* [WORK REQUEST] Go through the records and report each line holding the string "name".

* [DATA FOR REVIEW]
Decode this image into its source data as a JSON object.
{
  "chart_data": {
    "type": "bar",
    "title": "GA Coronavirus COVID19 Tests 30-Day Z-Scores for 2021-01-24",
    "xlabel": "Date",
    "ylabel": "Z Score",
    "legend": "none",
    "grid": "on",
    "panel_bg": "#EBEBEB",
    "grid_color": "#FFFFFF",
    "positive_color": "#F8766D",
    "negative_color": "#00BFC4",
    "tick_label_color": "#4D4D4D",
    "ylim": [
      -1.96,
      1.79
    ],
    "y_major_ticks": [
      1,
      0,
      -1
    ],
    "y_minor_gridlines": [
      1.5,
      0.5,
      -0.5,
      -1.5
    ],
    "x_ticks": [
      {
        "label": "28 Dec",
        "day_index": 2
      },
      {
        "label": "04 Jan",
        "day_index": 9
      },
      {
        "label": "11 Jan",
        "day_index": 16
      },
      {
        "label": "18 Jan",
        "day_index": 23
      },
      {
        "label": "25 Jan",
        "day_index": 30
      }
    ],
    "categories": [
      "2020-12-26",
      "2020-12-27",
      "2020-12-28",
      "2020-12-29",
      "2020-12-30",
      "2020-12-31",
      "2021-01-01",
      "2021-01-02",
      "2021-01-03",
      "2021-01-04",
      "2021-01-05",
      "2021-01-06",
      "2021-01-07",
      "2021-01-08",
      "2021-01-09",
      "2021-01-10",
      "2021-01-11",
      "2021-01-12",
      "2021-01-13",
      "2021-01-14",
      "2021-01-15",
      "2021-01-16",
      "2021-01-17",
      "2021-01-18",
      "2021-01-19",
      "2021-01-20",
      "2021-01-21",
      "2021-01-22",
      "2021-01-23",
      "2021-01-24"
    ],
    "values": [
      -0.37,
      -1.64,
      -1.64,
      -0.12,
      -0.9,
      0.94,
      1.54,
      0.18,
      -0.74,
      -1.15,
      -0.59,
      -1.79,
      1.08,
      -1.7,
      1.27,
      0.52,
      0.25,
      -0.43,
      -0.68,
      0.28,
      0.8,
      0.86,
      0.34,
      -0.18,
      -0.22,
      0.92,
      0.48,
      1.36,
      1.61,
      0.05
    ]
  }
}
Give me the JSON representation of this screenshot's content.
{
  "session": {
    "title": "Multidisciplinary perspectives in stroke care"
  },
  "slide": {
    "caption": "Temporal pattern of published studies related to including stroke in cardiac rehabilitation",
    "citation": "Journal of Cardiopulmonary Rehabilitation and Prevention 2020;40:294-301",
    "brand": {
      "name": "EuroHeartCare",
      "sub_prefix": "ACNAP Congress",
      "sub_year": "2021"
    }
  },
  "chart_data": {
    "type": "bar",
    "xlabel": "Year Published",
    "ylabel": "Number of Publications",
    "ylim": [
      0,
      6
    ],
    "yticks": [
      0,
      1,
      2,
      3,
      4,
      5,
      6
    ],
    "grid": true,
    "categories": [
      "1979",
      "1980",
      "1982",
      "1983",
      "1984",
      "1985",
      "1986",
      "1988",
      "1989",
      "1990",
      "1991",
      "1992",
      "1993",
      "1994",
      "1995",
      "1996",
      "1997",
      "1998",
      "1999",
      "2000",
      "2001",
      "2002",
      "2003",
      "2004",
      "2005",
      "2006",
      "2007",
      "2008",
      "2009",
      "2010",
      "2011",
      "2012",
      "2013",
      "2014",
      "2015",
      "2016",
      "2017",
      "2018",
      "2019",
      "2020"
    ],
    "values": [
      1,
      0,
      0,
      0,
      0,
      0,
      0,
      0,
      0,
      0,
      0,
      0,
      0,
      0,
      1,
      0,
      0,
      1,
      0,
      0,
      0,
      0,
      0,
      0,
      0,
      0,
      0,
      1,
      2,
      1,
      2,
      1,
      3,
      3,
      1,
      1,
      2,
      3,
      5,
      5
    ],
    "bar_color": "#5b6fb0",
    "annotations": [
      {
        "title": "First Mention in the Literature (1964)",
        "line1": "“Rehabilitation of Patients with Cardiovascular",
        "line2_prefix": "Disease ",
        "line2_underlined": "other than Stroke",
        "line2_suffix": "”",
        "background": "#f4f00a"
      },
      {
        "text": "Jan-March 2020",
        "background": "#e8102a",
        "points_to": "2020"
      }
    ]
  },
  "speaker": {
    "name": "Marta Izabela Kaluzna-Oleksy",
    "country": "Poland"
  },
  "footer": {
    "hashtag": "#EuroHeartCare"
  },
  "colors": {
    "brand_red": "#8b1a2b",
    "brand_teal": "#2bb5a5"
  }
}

* [EXERCISE ANSWER]
      "name": "EuroHeartCare",
    "name": "Marta Izabela Kaluzna-Oleksy",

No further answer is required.